Data for processing:
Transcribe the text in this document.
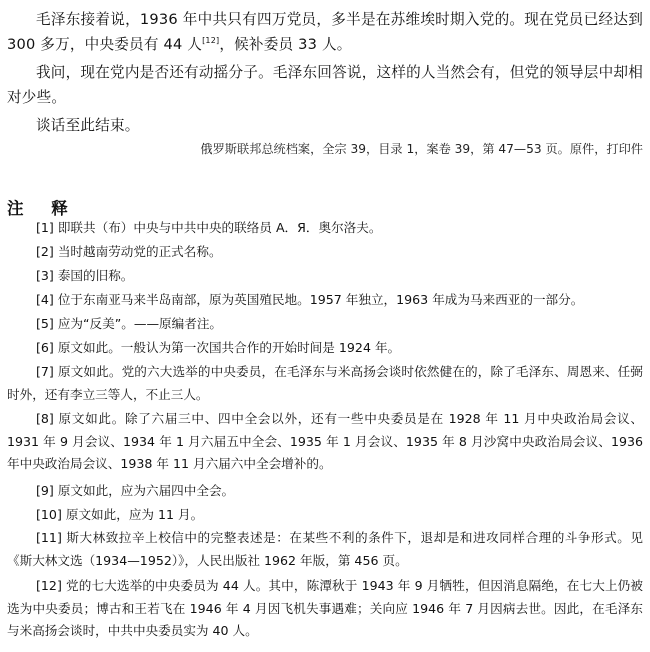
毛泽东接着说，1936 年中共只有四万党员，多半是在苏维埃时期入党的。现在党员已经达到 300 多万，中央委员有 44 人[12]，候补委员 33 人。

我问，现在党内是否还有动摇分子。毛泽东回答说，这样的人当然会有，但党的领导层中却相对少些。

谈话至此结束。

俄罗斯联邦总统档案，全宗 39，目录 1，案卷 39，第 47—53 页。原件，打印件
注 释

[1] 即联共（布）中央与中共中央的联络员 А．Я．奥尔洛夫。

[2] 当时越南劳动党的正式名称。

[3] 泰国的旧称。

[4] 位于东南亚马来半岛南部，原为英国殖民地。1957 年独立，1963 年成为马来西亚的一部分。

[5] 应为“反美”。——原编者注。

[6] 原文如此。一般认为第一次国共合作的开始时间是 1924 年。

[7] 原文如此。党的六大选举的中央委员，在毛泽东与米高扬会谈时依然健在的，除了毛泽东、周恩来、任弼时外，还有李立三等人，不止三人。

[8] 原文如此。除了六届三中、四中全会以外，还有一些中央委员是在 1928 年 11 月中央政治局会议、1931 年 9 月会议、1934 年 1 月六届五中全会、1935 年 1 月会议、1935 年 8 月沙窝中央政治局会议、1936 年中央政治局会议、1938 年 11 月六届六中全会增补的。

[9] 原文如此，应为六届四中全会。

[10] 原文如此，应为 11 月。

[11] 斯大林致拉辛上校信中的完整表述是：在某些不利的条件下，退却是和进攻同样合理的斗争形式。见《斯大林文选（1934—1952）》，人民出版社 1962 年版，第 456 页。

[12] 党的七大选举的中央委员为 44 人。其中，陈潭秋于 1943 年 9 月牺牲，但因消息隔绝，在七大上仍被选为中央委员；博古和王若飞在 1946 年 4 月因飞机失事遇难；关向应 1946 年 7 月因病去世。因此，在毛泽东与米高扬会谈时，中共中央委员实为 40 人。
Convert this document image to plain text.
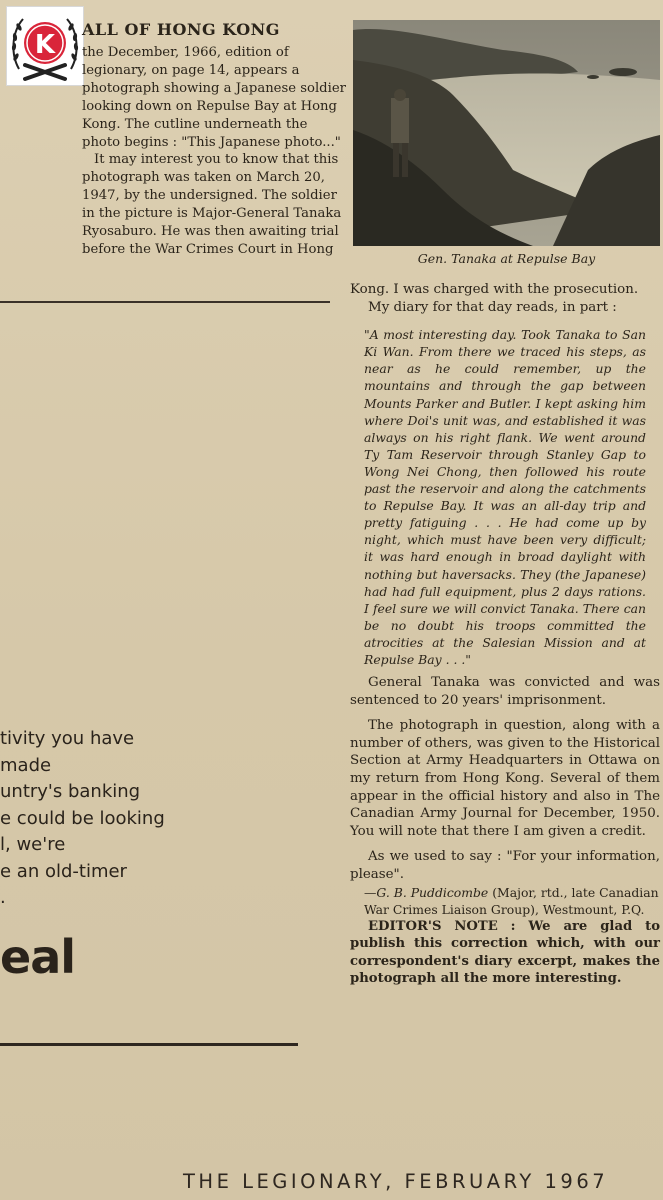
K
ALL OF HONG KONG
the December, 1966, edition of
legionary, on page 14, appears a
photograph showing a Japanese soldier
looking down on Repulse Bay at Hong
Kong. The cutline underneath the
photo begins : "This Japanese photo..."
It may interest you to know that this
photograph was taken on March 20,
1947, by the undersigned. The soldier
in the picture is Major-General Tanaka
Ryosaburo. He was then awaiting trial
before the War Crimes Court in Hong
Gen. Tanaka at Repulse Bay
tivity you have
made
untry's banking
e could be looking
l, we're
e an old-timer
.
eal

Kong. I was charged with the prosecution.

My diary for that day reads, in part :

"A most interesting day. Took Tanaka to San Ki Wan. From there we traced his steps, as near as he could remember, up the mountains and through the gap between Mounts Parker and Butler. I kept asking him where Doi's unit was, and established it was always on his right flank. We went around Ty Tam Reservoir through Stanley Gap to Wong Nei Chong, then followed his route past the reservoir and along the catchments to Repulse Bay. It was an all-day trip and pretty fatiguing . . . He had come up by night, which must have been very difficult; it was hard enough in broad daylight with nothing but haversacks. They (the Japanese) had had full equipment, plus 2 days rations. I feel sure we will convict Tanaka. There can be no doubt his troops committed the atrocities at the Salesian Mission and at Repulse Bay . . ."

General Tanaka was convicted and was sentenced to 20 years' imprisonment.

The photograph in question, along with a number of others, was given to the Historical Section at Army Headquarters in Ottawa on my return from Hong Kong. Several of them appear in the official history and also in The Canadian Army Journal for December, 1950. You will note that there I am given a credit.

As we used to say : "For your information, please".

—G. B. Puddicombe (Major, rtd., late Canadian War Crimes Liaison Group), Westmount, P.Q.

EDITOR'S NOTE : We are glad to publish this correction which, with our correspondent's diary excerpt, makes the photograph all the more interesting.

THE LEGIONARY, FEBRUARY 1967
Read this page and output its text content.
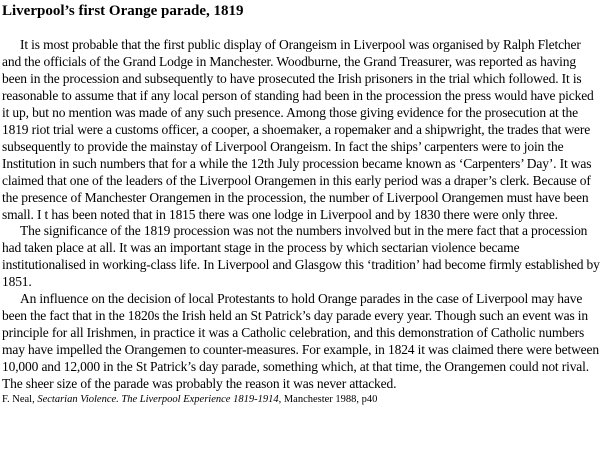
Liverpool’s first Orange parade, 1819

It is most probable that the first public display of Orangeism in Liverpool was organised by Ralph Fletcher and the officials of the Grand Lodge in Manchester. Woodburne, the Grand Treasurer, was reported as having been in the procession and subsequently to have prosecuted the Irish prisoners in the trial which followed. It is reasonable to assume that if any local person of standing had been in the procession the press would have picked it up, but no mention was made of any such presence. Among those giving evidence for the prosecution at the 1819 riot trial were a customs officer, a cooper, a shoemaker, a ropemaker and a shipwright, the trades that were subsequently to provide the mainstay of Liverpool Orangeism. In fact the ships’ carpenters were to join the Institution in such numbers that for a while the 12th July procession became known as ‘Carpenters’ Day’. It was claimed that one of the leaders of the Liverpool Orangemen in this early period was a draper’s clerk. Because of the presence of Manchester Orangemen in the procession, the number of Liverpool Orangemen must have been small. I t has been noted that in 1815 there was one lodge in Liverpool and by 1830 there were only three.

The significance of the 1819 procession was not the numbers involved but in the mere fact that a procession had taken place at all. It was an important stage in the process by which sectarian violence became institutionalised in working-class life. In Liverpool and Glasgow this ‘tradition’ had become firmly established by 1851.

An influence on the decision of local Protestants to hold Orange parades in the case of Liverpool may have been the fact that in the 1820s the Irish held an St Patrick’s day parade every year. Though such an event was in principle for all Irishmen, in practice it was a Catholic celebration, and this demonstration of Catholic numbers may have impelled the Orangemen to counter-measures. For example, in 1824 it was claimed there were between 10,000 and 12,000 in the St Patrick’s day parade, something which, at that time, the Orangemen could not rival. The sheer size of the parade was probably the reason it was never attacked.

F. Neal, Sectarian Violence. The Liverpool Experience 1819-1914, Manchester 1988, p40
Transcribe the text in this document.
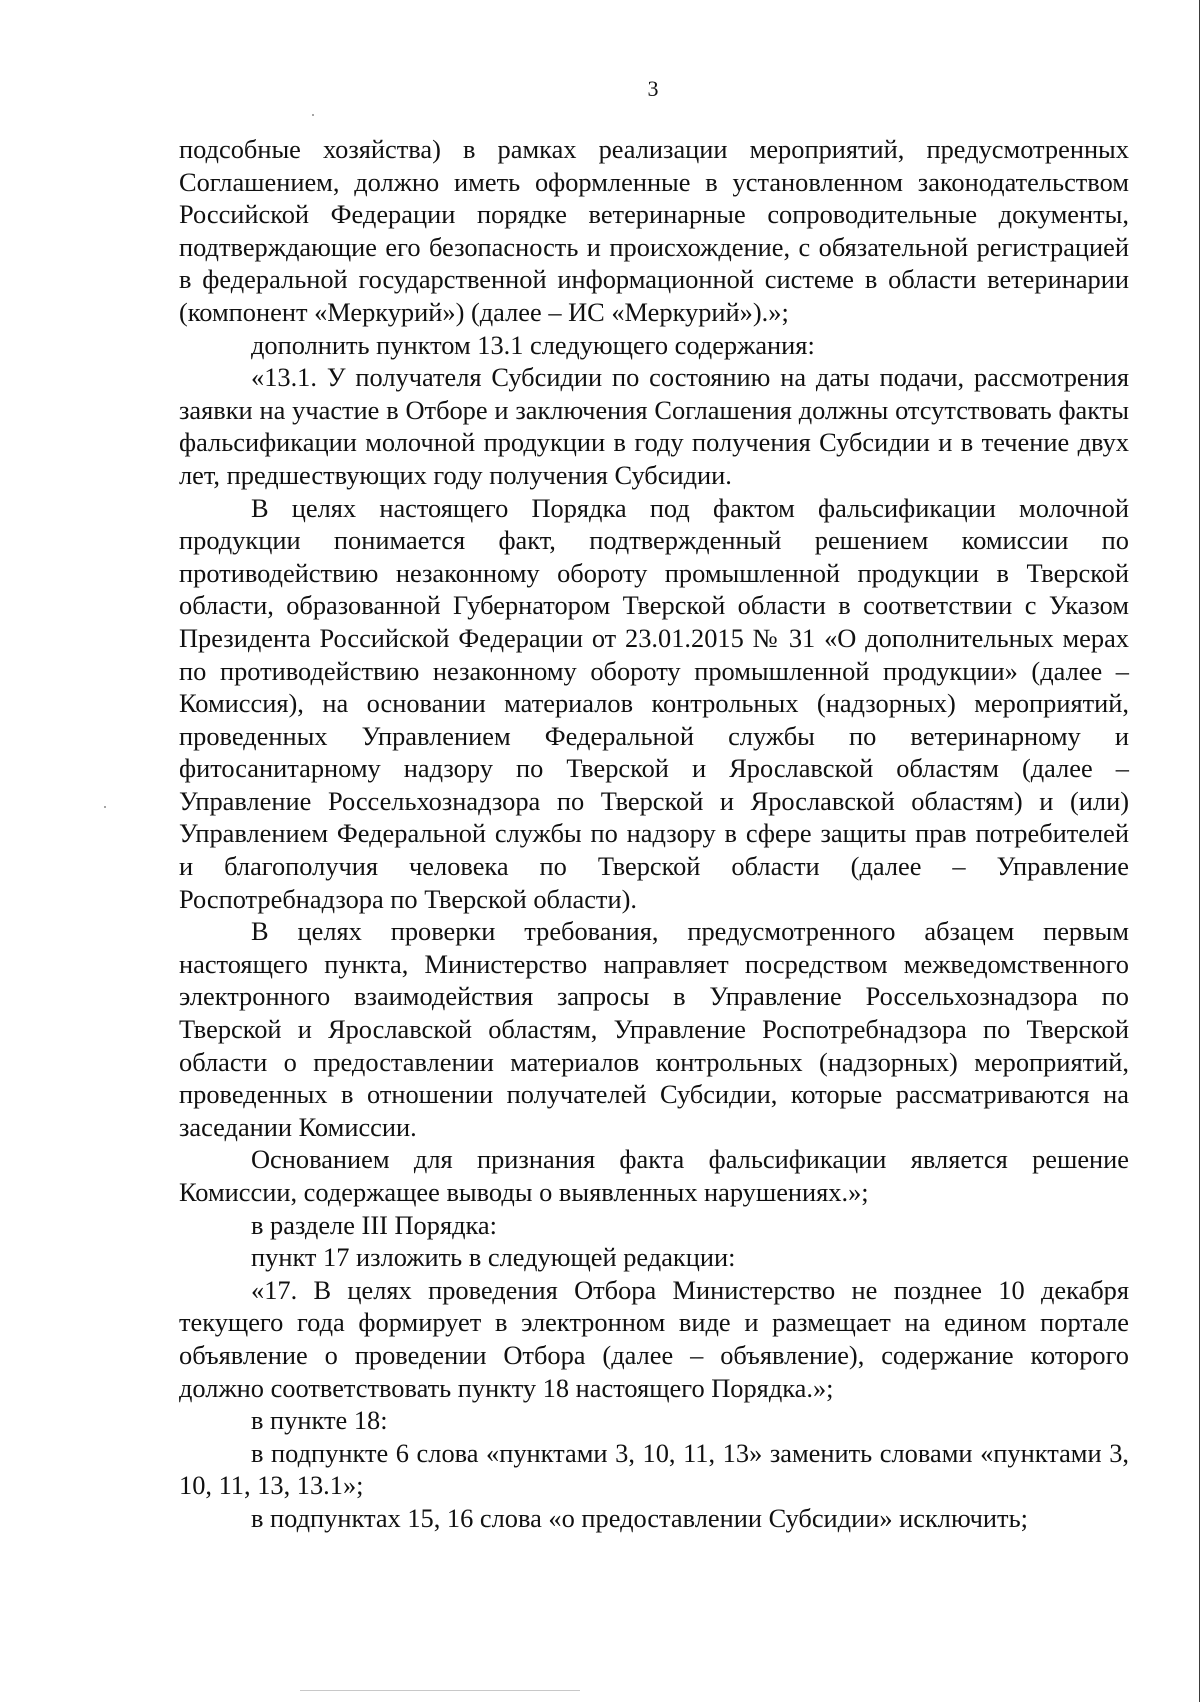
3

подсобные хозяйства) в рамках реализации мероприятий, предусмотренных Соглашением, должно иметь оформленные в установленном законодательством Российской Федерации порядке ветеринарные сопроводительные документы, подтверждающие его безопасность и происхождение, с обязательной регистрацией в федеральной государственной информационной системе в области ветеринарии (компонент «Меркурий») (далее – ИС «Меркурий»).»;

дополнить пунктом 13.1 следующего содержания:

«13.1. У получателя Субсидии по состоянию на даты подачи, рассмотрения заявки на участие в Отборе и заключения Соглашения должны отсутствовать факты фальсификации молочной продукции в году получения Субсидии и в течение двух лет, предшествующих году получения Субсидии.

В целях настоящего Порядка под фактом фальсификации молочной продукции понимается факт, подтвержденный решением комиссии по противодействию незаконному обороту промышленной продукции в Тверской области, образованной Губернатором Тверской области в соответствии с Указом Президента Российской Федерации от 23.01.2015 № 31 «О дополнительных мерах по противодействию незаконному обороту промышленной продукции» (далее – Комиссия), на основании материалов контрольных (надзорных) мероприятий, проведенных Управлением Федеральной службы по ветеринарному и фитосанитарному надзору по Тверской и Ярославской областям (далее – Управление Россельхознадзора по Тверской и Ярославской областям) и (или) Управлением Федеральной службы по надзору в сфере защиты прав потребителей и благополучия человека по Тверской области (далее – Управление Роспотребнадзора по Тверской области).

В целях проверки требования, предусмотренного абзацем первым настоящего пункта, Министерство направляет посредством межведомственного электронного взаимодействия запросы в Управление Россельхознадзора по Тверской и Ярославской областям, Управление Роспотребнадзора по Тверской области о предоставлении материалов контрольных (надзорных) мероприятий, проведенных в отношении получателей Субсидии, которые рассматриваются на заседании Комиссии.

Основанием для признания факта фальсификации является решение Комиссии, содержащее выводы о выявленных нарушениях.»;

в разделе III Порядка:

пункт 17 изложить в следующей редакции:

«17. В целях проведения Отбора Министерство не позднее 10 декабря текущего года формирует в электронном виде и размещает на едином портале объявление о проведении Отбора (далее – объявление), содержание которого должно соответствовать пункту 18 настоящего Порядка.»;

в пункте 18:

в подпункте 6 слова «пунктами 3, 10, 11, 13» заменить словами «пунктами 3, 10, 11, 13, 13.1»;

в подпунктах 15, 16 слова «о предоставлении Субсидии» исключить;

Exercise prompt:
Filter the records above for "looking" and copy every matching line.

Solution to this problem:
looking down on Repulse Bay at Hong
e could be looking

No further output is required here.